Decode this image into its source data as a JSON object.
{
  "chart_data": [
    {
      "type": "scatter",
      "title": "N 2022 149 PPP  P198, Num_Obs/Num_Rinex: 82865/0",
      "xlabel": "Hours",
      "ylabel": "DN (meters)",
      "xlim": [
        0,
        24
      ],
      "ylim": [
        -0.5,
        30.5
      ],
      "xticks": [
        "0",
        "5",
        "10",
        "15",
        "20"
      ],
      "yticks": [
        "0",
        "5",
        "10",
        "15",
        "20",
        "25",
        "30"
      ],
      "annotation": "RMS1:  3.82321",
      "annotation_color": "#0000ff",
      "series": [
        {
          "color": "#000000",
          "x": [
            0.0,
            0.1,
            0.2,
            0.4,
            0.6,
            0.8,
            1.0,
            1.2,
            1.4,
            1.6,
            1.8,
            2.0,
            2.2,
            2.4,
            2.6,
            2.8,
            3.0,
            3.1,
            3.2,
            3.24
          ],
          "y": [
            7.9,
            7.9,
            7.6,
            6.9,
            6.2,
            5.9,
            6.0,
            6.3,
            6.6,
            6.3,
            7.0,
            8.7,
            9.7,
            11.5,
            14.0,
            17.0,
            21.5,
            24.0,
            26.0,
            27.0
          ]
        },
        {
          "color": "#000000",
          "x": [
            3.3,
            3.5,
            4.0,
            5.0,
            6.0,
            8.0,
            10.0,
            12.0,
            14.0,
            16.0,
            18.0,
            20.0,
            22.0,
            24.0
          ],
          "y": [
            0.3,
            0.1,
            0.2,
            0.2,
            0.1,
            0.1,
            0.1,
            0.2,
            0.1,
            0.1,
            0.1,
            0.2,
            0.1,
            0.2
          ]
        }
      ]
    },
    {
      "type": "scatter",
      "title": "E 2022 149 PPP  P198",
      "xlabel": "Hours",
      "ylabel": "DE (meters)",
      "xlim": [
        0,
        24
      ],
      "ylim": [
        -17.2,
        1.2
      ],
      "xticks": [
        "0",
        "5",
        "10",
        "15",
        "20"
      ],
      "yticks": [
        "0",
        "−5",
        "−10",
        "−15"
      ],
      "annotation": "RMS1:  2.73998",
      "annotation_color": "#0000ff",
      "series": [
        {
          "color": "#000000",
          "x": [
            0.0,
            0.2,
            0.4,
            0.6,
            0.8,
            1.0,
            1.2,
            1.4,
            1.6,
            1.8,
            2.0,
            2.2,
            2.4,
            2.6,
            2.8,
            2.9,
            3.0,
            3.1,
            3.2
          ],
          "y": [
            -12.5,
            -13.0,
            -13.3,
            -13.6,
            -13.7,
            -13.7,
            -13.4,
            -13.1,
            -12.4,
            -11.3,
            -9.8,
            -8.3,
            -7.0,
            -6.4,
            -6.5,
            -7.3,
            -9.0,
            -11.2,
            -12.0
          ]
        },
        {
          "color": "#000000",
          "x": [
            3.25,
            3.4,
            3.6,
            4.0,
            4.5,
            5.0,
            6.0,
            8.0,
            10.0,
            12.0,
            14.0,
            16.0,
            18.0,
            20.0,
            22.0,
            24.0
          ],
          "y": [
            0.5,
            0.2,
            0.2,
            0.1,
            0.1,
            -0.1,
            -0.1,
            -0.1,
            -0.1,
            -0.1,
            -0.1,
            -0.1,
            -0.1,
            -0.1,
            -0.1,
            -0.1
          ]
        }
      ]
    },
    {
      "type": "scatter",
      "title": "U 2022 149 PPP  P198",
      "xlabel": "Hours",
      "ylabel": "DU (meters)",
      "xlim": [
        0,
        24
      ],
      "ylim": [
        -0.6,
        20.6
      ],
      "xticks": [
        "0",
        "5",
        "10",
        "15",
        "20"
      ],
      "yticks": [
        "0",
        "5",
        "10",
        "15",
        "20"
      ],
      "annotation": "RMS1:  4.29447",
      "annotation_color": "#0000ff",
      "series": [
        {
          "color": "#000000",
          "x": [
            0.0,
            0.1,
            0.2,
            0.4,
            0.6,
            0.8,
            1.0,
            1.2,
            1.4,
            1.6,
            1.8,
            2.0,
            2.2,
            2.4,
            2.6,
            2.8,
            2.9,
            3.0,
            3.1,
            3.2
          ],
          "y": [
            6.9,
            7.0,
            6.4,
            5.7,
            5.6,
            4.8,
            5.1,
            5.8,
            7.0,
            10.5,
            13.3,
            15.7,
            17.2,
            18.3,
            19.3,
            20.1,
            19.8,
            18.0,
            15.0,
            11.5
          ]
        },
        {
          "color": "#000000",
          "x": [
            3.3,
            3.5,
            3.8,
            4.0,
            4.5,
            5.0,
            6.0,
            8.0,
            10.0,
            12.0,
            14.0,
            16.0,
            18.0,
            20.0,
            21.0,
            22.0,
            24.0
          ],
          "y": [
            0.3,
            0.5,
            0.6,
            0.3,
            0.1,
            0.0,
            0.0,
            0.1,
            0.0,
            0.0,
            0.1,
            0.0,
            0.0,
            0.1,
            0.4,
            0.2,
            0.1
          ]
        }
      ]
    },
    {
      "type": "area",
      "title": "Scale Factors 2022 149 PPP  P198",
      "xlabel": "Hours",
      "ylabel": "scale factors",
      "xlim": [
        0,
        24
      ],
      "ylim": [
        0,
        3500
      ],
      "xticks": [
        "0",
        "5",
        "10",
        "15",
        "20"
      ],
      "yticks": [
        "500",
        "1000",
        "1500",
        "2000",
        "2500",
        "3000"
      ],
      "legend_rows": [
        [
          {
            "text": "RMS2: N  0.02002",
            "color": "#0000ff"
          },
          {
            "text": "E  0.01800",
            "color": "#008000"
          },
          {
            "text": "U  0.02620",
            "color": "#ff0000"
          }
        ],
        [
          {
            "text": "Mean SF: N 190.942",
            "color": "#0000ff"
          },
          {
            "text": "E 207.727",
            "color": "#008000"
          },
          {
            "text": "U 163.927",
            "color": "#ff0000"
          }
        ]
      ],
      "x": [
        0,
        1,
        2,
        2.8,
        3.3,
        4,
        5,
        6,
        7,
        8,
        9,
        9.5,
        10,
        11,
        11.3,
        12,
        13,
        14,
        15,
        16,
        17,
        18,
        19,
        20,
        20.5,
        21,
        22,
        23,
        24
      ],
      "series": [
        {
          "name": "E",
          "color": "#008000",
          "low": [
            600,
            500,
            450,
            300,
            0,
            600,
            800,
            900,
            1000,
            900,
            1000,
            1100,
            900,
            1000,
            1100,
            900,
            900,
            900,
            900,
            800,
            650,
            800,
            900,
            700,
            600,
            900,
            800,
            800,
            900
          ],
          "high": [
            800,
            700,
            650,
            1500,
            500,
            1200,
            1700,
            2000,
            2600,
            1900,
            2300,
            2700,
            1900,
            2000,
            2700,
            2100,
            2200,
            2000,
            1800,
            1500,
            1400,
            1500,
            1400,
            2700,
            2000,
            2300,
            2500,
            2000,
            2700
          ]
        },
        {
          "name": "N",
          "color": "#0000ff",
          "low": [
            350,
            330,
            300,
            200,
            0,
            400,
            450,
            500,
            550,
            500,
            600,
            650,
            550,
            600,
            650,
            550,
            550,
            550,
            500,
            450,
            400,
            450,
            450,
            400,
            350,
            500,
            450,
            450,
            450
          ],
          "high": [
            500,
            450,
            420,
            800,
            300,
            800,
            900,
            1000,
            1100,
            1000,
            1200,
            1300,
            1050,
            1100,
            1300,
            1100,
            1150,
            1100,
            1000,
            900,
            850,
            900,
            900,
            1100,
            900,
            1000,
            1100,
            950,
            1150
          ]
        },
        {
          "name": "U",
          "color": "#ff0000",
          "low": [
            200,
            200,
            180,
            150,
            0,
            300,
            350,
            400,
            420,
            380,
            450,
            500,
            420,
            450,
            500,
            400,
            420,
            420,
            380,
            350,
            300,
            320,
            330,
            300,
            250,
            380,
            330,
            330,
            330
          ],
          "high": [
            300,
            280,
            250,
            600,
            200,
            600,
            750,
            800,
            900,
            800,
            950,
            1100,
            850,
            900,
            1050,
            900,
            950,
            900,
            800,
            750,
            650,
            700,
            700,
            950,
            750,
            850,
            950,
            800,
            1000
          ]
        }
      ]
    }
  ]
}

*WHAT IS BEING ASKED*: Say how many lines contain "meters", and give nothing but that number.

*THE RESULT*: 3